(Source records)

━━━━━━━━━━━━━━━━━━━━━━━━━━━━━━

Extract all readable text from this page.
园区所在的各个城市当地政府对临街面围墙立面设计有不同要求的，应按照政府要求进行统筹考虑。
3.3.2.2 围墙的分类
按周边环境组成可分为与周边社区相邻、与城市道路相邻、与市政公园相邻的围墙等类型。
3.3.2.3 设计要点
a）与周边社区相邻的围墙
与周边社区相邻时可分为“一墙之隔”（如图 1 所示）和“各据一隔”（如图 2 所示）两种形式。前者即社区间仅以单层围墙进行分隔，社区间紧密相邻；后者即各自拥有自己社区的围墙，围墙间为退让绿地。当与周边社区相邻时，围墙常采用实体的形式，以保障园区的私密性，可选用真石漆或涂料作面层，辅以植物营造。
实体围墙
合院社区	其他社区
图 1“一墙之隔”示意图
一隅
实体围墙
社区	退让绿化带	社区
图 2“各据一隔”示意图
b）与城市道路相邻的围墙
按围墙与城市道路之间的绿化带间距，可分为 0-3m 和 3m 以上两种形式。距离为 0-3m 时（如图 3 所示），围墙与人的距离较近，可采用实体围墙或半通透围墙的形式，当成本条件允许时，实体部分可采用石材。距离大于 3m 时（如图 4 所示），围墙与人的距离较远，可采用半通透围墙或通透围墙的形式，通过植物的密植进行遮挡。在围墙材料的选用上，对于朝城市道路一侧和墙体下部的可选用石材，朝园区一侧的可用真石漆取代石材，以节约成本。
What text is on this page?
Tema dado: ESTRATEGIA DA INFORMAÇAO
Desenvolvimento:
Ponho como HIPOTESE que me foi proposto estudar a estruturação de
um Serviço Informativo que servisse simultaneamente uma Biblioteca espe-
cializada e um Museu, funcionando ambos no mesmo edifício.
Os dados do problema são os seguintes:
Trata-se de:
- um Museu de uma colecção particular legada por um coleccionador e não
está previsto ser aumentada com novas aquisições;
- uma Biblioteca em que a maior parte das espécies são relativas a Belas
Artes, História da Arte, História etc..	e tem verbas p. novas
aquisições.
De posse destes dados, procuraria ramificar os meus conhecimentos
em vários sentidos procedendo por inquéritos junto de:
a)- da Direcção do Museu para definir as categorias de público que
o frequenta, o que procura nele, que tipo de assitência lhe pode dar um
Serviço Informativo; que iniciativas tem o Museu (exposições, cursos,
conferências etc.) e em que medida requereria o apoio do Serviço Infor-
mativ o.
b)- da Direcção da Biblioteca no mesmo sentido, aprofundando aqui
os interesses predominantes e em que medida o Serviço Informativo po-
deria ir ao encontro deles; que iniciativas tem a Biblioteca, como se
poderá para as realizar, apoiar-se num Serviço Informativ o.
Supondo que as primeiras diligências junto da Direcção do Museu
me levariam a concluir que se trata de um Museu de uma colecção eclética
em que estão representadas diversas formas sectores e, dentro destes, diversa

━━━━━━━━━━━━━━━━━━━━━━━━━━━━━━

Set down all of the entries exactly, please.

Extract all readable text from this page.
园区所在的各个城市当地政府对临街面围墙立面设计有不同要求的，应按照政府要求进行统筹考虑。
3.3.2.2 围墙的分类
按周边环境组成可分为与周边社区相邻、与城市道路相邻、与市政公园相邻的围墙等类型。
3.3.2.3 设计要点
a）与周边社区相邻的围墙
与周边社区相邻时可分为“一墙之隔”（如图 1 所示）和“各据一隔”（如图 2 所示）两种形式。前者即社区间仅以单层围墙进行分隔，社区间紧密相邻；后者即各自拥有自己社区的围墙，围墙间为退让绿地。当与周边社区相邻时，围墙常采用实体的形式，以保障园区的私密性，可选用真石漆或涂料作面层，辅以植物营造。
实体围墙
合院社区	其他社区
图 1“一墙之隔”示意图
一隅
实体围墙
社区	退让绿化带	社区
图 2“各据一隔”示意图
b）与城市道路相邻的围墙
按围墙与城市道路之间的绿化带间距，可分为 0-3m 和 3m 以上两种形式。距离为 0-3m 时（如图 3 所示），围墙与人的距离较近，可采用实体围墙或半通透围墙的形式，当成本条件允许时，实体部分可采用石材。距离大于 3m 时（如图 4 所示），围墙与人的距离较远，可采用半通透围墙或通透围墙的形式，通过植物的密植进行遮挡。在围墙材料的选用上，对于朝城市道路一侧和墙体下部的可选用石材，朝园区一侧的可用真石漆取代石材，以节约成本。
What text is on this page?
Tema dado: ESTRATEGIA DA INFORMAÇAO
Desenvolvimento:
Ponho como HIPOTESE que me foi proposto estudar a estruturação de
um Serviço Informativo que servisse simultaneamente uma Biblioteca espe-
cializada e um Museu, funcionando ambos no mesmo edifício.
Os dados do problema são os seguintes:
Trata-se de:
- um Museu de uma colecção particular legada por um coleccionador e não
está previsto ser aumentada com novas aquisições;
- uma Biblioteca em que a maior parte das espécies são relativas a Belas
Artes, História da Arte, História etc..	e tem verbas p. novas
aquisições.
De posse destes dados, procuraria ramificar os meus conhecimentos
em vários sentidos procedendo por inquéritos junto de:
a)- da Direcção do Museu para definir as categorias de público que
o frequenta, o que procura nele, que tipo de assitência lhe pode dar um
Serviço Informativo; que iniciativas tem o Museu (exposições, cursos,
conferências etc.) e em que medida requereria o apoio do Serviço Infor-
mativ o.
b)- da Direcção da Biblioteca no mesmo sentido, aprofundando aqui
os interesses predominantes e em que medida o Serviço Informativo po-
deria ir ao encontro deles; que iniciativas tem a Biblioteca, como se
poderá para as realizar, apoiar-se num Serviço Informativ o.
Supondo que as primeiras diligências junto da Direcção do Museu
me levariam a concluir que se trata de um Museu de uma colecção eclética
em que estão representadas diversas formas sectores e, dentro destes, diversa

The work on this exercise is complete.